Given problem: Work out the number of lines in the listing that include the string "Transpirasi". Reply with that number alone.

Records provided:
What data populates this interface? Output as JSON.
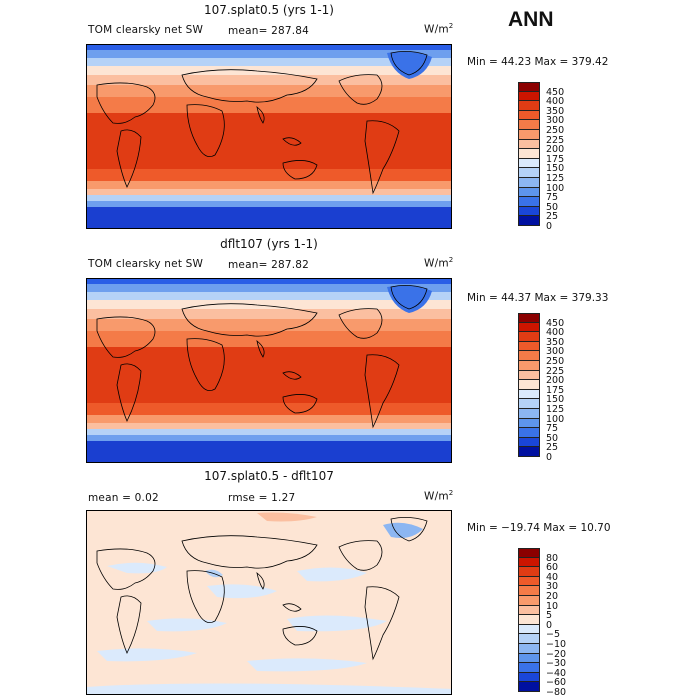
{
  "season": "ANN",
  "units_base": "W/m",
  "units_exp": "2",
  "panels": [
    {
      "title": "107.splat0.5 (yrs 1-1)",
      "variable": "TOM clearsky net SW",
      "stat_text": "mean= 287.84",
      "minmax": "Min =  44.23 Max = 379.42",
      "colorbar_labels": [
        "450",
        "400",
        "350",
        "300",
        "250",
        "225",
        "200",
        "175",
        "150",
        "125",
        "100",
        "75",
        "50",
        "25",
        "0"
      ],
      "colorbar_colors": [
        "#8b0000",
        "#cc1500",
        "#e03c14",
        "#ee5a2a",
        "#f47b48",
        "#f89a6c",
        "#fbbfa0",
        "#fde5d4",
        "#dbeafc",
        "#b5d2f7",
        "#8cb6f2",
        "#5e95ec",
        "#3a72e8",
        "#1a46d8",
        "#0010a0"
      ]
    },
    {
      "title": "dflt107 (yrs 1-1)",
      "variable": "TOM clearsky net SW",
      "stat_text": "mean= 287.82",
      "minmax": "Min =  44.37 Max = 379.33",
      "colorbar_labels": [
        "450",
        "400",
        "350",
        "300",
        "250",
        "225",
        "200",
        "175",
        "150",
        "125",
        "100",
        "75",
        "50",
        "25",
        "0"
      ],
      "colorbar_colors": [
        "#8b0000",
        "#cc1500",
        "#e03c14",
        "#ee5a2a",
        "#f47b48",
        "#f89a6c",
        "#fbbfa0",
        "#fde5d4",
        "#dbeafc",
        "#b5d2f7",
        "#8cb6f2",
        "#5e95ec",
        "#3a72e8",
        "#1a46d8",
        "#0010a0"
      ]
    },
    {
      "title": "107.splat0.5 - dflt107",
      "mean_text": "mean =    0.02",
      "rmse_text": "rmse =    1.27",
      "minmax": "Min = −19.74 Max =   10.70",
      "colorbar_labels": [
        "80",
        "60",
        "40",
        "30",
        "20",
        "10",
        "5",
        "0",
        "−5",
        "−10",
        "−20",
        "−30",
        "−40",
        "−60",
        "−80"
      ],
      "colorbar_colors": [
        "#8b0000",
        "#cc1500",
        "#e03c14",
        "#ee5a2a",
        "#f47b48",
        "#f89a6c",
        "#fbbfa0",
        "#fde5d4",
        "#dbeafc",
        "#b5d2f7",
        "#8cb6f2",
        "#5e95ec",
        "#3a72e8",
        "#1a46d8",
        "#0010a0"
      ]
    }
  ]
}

==

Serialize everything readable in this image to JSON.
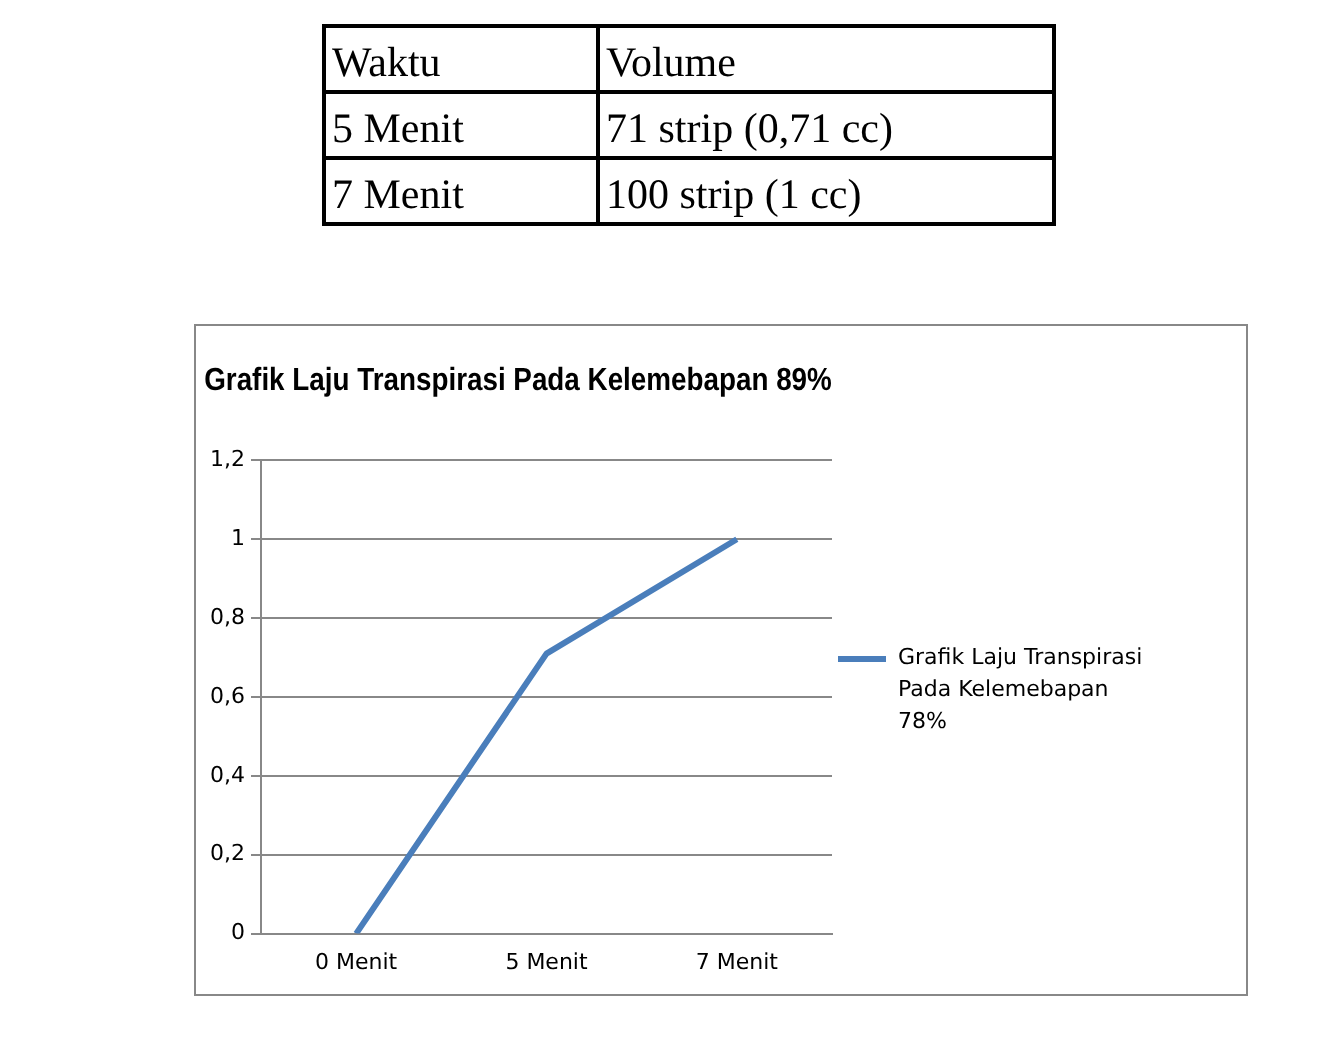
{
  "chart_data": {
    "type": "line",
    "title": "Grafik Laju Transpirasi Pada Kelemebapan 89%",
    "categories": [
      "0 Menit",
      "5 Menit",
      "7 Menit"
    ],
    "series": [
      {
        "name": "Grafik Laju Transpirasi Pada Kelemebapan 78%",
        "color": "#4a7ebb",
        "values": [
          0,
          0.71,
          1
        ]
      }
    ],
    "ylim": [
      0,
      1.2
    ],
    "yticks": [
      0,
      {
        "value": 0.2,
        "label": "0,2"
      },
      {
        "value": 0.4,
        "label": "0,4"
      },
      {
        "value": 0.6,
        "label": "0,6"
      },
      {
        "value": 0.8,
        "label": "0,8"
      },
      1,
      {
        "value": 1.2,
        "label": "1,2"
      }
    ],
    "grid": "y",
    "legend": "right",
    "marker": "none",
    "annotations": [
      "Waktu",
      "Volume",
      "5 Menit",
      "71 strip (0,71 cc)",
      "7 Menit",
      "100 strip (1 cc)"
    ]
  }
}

Solution: 2